*GIVEN EXERCISE*.
Answer these questions about the custody ruling excerpt below:
(a) What did Grandmother secure for Father and his brother after they were charged, according to Mother's petition?
(b) On or about what date were Father and Uncle scheduled to enter guilty pleas?
(c) Within how many days did the parties appear for a Conference?

*TEXT TO READ*.
Instantly, Mother's petition for special relief alleged that: 1) Grandmother secured bail for Father and his brother after the Commonwealth charged them with sex offenses; 2) Father and his brother were residing with Grandmother; and 3) Father and his brother's presence in Grandmother's home forced Child out of his normal bedroom. Based upon these allegations, the court provided the following justification for its decision to grant Mother's petition:

Mother's emergency petition for special relief raised safety concerns for the child in Grandmother's home. The child's Father and Uncle (Grandmother's sons) were facing charges of various sex and drug crimes and due to Grandmother posting bail for them, they both were residing in the same home as the child. Both individuals were scheduled to enter guilty pleas on or about July 30, 2021. Father has a lengthy criminal record involving controlled substances. Additionally, the child no longer had his own bed to sleep in, due to being displaced from his room by his Uncle and the living room couch by his Father. The court expedited scheduling the matter and the parties appeared for a Conference within seventeen (17) days.
(Trial Court Opinion at 7).

(Layout coordinate data)
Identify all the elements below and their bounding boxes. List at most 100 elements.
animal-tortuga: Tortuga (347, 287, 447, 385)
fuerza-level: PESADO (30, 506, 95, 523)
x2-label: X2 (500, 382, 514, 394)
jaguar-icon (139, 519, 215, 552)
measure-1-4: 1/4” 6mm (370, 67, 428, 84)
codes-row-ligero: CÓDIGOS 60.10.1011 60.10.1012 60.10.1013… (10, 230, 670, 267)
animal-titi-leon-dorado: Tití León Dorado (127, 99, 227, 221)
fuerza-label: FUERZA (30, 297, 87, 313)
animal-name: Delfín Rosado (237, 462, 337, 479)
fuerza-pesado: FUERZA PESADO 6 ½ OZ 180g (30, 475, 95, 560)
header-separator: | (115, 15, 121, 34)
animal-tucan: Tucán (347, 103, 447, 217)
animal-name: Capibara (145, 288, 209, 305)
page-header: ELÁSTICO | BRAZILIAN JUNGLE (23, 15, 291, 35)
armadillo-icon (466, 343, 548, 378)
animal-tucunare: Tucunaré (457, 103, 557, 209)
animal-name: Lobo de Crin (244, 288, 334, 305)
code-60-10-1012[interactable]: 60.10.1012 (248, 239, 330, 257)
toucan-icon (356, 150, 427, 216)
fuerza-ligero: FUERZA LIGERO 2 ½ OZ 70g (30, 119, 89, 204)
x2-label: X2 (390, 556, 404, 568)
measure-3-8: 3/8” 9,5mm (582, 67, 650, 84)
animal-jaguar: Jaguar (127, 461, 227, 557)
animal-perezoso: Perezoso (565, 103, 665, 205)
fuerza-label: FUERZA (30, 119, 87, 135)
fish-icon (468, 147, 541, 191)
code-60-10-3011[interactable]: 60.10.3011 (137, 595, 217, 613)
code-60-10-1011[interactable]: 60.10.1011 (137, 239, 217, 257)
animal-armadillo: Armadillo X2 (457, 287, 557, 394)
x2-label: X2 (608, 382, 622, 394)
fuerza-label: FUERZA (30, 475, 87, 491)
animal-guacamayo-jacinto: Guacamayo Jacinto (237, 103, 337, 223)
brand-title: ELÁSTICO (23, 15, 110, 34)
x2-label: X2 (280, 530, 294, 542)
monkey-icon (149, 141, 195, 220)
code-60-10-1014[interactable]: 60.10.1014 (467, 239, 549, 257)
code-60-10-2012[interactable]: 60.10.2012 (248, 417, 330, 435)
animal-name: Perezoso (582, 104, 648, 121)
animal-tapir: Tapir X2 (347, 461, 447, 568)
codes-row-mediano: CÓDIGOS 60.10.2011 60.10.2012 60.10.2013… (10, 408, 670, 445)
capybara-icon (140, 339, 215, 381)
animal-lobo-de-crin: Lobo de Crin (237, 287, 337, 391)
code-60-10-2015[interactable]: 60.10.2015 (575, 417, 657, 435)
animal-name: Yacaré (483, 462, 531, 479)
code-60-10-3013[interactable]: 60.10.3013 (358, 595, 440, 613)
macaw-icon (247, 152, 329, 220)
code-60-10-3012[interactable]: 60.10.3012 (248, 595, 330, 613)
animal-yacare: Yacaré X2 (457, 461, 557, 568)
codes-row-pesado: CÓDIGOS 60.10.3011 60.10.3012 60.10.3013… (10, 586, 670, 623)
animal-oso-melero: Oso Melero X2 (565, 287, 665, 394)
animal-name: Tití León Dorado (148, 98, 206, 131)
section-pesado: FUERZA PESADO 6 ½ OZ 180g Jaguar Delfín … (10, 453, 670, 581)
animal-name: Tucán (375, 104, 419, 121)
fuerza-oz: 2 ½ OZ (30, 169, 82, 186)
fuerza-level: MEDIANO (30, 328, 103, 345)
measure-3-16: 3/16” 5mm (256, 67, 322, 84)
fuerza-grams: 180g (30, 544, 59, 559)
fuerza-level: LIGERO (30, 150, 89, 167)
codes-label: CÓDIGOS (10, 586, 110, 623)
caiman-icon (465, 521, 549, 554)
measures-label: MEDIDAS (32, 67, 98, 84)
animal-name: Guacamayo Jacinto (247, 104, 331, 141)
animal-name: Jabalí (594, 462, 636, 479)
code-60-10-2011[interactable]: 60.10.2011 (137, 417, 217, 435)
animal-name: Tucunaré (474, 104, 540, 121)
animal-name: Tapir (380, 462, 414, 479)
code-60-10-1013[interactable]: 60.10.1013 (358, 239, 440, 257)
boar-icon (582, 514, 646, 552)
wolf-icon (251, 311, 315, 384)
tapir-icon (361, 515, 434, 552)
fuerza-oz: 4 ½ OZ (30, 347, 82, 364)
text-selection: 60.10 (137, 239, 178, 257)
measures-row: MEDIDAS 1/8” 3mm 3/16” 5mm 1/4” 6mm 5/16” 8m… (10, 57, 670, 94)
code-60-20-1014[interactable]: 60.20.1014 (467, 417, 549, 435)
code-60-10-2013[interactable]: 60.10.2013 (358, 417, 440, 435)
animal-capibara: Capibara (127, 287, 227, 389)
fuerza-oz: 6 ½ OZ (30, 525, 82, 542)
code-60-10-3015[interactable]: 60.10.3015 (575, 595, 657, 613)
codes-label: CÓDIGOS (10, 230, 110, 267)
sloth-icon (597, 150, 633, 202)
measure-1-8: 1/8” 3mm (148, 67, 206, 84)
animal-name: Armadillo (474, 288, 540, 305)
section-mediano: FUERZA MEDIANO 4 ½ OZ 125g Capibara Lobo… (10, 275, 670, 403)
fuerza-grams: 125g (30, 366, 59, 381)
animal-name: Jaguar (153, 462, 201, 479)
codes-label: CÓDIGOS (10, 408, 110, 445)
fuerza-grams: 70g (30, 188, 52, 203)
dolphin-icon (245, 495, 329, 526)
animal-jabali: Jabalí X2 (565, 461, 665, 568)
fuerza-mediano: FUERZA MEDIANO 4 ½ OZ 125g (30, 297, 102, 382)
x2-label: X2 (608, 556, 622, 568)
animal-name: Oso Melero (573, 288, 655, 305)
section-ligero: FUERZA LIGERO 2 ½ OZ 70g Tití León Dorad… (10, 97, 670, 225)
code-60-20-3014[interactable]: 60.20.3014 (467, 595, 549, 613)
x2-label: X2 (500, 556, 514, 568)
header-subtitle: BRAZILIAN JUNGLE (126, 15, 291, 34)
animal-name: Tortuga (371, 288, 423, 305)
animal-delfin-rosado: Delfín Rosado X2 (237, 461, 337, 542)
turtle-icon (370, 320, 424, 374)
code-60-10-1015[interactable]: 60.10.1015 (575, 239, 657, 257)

*EXERCISE OUTPUT*.
(a) Bail.
(b) July 30, 2021.
(c) Seventeen (17) days.